» **Task to carry out**:
Reproduce the records below in full and word for word, excluding pictures.

» **Materials provided**:
* * * * *

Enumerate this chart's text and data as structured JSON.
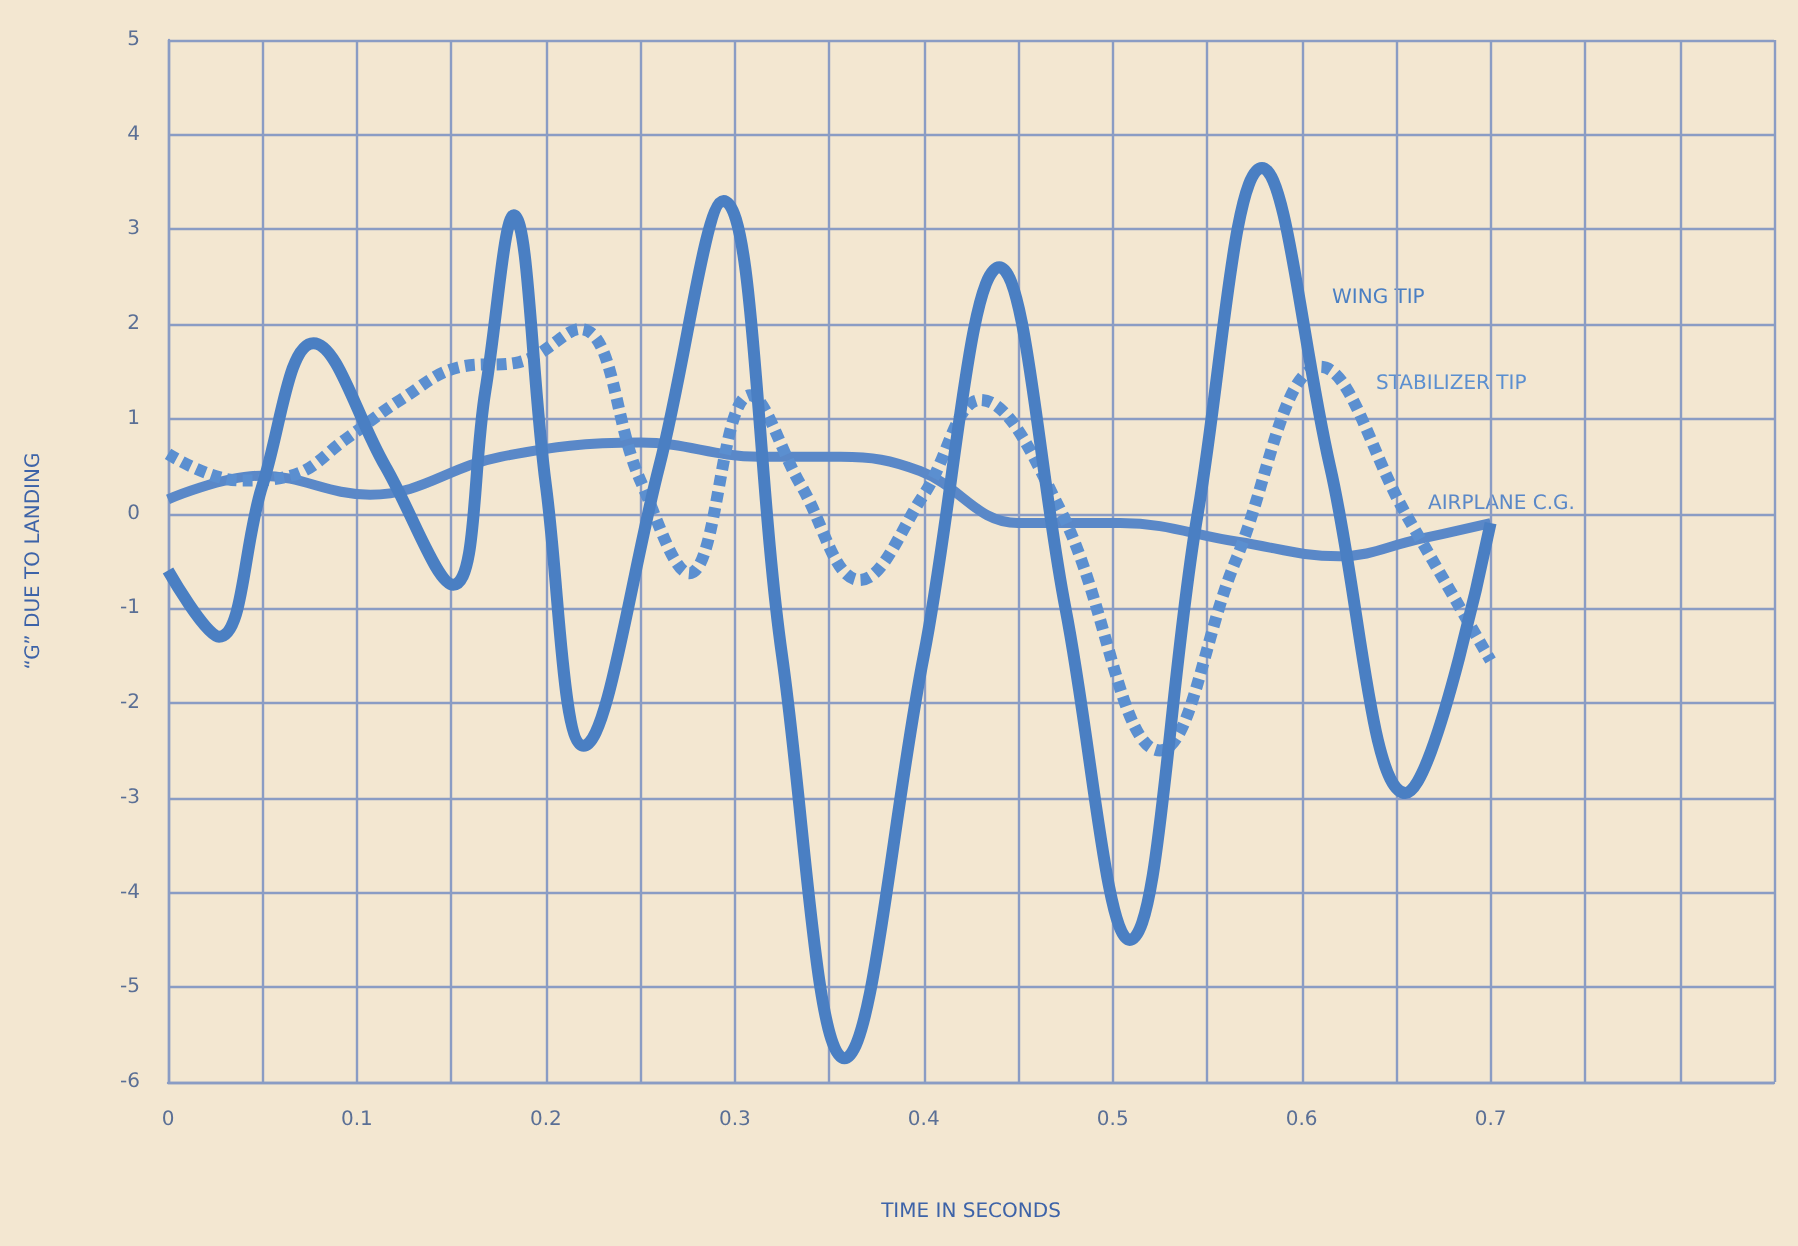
{
  "chart_data": {
    "type": "line",
    "xlabel": "TIME IN SECONDS",
    "ylabel": "“G” DUE TO LANDING",
    "xlim": [
      0,
      0.85
    ],
    "ylim": [
      -6,
      5
    ],
    "xticks": [
      0,
      {
        "value": 0.05,
        "label": null
      },
      0.1,
      {
        "value": 0.15,
        "label": null
      },
      0.2,
      {
        "value": 0.25,
        "label": null
      },
      0.3,
      {
        "value": 0.35,
        "label": null
      },
      0.4,
      {
        "value": 0.45,
        "label": null
      },
      0.5,
      {
        "value": 0.55,
        "label": null
      },
      0.6,
      {
        "value": 0.65,
        "label": null
      },
      0.7,
      {
        "value": 0.75,
        "label": null
      },
      {
        "value": 0.8,
        "label": null
      },
      {
        "value": 0.85,
        "label": null
      }
    ],
    "yticks": [
      -6,
      -5,
      -4,
      -3,
      -2,
      -1,
      0,
      1,
      2,
      3,
      4,
      5
    ],
    "grid": true,
    "legend": false,
    "marker": "none",
    "series": [
      {
        "name": "WING TIP",
        "color": "#4a7fc3",
        "line_style": "solid",
        "x": [
          0,
          0.027,
          0.05,
          0.077,
          0.115,
          0.151,
          0.168,
          0.183,
          0.2,
          0.22,
          0.26,
          0.294,
          0.325,
          0.358,
          0.4,
          0.44,
          0.475,
          0.509,
          0.545,
          0.579,
          0.615,
          0.655,
          0.7
        ],
        "values": [
          -0.6,
          -1.3,
          0.3,
          1.8,
          0.5,
          -0.75,
          1.3,
          3.15,
          0.3,
          -2.45,
          0.5,
          3.3,
          -1.5,
          -5.75,
          -1.5,
          2.6,
          -1.0,
          -4.5,
          0,
          3.65,
          0.5,
          -2.95,
          -0.1
        ]
      },
      {
        "name": "STABILIZER TIP",
        "color": "#5b8fd0",
        "line_style": "dashed",
        "x": [
          0,
          0.038,
          0.065,
          0.095,
          0.123,
          0.155,
          0.186,
          0.218,
          0.25,
          0.276,
          0.308,
          0.335,
          0.366,
          0.4,
          0.43,
          0.472,
          0.525,
          0.565,
          0.61,
          0.655,
          0.7
        ],
        "values": [
          0.63,
          0.35,
          0.4,
          0.8,
          1.2,
          1.55,
          1.6,
          1.95,
          0.35,
          -0.63,
          1.25,
          0.3,
          -0.7,
          0.2,
          1.2,
          0.05,
          -2.5,
          -0.5,
          1.55,
          0.0,
          -1.55
        ]
      },
      {
        "name": "AIRPLANE C.G.",
        "color": "#5a88c8",
        "line_style": "solid",
        "x": [
          0,
          0.049,
          0.107,
          0.176,
          0.25,
          0.313,
          0.356,
          0.398,
          0.45,
          0.504,
          0.567,
          0.62,
          0.662,
          0.7
        ],
        "values": [
          0.15,
          0.4,
          0.2,
          0.6,
          0.75,
          0.6,
          0.6,
          0.45,
          -0.1,
          -0.1,
          -0.3,
          -0.45,
          -0.27,
          -0.1
        ]
      }
    ]
  }
}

* * * * *

» **Right answer**:
Enumerate this chart's text and data as structured JSON.
{
  "chart_data": {
    "type": "line",
    "xlabel": "TIME IN SECONDS",
    "ylabel": "“G” DUE TO LANDING",
    "xlim": [
      0,
      0.85
    ],
    "ylim": [
      -6,
      5
    ],
    "xticks": [
      0,
      {
        "value": 0.05,
        "label": null
      },
      0.1,
      {
        "value": 0.15,
        "label": null
      },
      0.2,
      {
        "value": 0.25,
        "label": null
      },
      0.3,
      {
        "value": 0.35,
        "label": null
      },
      0.4,
      {
        "value": 0.45,
        "label": null
      },
      0.5,
      {
        "value": 0.55,
        "label": null
      },
      0.6,
      {
        "value": 0.65,
        "label": null
      },
      0.7,
      {
        "value": 0.75,
        "label": null
      },
      {
        "value": 0.8,
        "label": null
      },
      {
        "value": 0.85,
        "label": null
      }
    ],
    "yticks": [
      -6,
      -5,
      -4,
      -3,
      -2,
      -1,
      0,
      1,
      2,
      3,
      4,
      5
    ],
    "grid": true,
    "legend": false,
    "marker": "none",
    "series": [
      {
        "name": "WING TIP",
        "color": "#4a7fc3",
        "line_style": "solid",
        "x": [
          0,
          0.027,
          0.05,
          0.077,
          0.115,
          0.151,
          0.168,
          0.183,
          0.2,
          0.22,
          0.26,
          0.294,
          0.325,
          0.358,
          0.4,
          0.44,
          0.475,
          0.509,
          0.545,
          0.579,
          0.615,
          0.655,
          0.7
        ],
        "values": [
          -0.6,
          -1.3,
          0.3,
          1.8,
          0.5,
          -0.75,
          1.3,
          3.15,
          0.3,
          -2.45,
          0.5,
          3.3,
          -1.5,
          -5.75,
          -1.5,
          2.6,
          -1.0,
          -4.5,
          0,
          3.65,
          0.5,
          -2.95,
          -0.1
        ]
      },
      {
        "name": "STABILIZER TIP",
        "color": "#5b8fd0",
        "line_style": "dashed",
        "x": [
          0,
          0.038,
          0.065,
          0.095,
          0.123,
          0.155,
          0.186,
          0.218,
          0.25,
          0.276,
          0.308,
          0.335,
          0.366,
          0.4,
          0.43,
          0.472,
          0.525,
          0.565,
          0.61,
          0.655,
          0.7
        ],
        "values": [
          0.63,
          0.35,
          0.4,
          0.8,
          1.2,
          1.55,
          1.6,
          1.95,
          0.35,
          -0.63,
          1.25,
          0.3,
          -0.7,
          0.2,
          1.2,
          0.05,
          -2.5,
          -0.5,
          1.55,
          0.0,
          -1.55
        ]
      },
      {
        "name": "AIRPLANE C.G.",
        "color": "#5a88c8",
        "line_style": "solid",
        "x": [
          0,
          0.049,
          0.107,
          0.176,
          0.25,
          0.313,
          0.356,
          0.398,
          0.45,
          0.504,
          0.567,
          0.62,
          0.662,
          0.7
        ],
        "values": [
          0.15,
          0.4,
          0.2,
          0.6,
          0.75,
          0.6,
          0.6,
          0.45,
          -0.1,
          -0.1,
          -0.3,
          -0.45,
          -0.27,
          -0.1
        ]
      }
    ]
  }
}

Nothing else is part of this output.